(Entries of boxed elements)
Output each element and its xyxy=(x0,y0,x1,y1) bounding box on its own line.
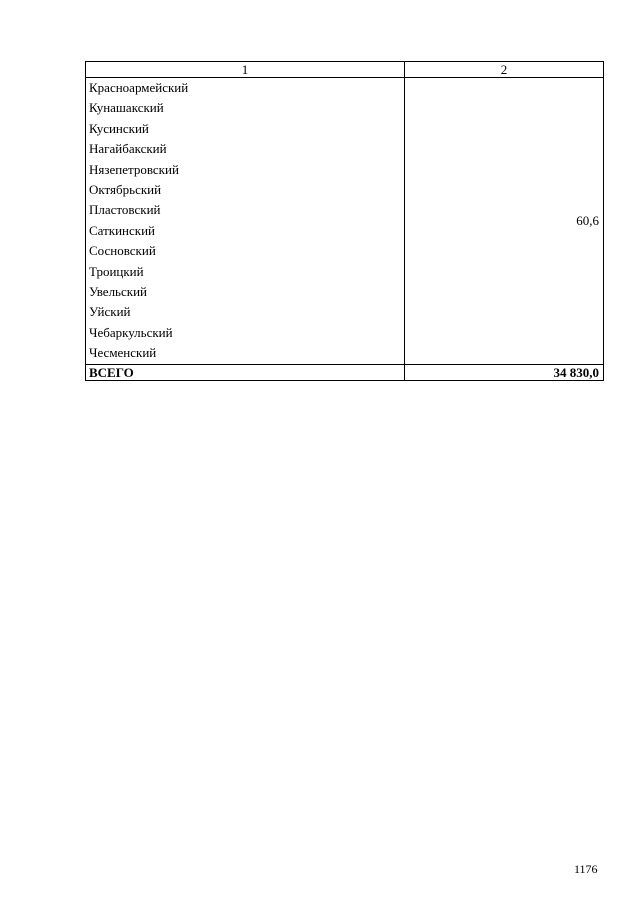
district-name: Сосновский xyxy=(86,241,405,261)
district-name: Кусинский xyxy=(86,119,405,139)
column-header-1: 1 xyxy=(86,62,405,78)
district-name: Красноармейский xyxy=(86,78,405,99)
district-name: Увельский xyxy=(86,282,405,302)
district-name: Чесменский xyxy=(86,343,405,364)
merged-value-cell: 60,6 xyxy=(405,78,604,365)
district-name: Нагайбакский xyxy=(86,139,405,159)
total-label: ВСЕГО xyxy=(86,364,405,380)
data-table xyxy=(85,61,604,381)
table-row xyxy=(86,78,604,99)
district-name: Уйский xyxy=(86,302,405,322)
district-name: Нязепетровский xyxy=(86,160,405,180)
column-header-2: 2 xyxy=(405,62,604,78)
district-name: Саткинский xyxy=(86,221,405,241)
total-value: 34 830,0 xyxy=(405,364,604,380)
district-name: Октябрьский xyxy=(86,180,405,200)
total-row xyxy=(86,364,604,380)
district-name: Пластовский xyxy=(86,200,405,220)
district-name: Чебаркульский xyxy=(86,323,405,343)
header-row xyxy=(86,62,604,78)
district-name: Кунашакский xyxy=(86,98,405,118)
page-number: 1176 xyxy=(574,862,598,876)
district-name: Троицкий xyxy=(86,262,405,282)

◆ Task to complete ◆
Retype all of the material above line for line and character for character, leaving out the pictures.

◆ Output ◆
Output each element and its xyxy=(x0,y0,x1,y1) bounding box on its own line.
district-name: Сосновский xyxy=(86,241,405,261)
district-name: Кусинский xyxy=(86,119,405,139)
column-header-1: 1 xyxy=(86,62,405,78)
district-name: Красноармейский xyxy=(86,78,405,99)
district-name: Увельский xyxy=(86,282,405,302)
district-name: Чесменский xyxy=(86,343,405,364)
merged-value-cell: 60,6 xyxy=(405,78,604,365)
district-name: Нагайбакский xyxy=(86,139,405,159)
total-label: ВСЕГО xyxy=(86,364,405,380)
data-table xyxy=(85,61,604,381)
table-row xyxy=(86,78,604,99)
district-name: Уйский xyxy=(86,302,405,322)
district-name: Нязепетровский xyxy=(86,160,405,180)
column-header-2: 2 xyxy=(405,62,604,78)
district-name: Саткинский xyxy=(86,221,405,241)
total-value: 34 830,0 xyxy=(405,364,604,380)
district-name: Октябрьский xyxy=(86,180,405,200)
total-row xyxy=(86,364,604,380)
district-name: Пластовский xyxy=(86,200,405,220)
district-name: Чебаркульский xyxy=(86,323,405,343)
header-row xyxy=(86,62,604,78)
district-name: Кунашакский xyxy=(86,98,405,118)
page-number: 1176 xyxy=(574,862,598,876)
district-name: Троицкий xyxy=(86,262,405,282)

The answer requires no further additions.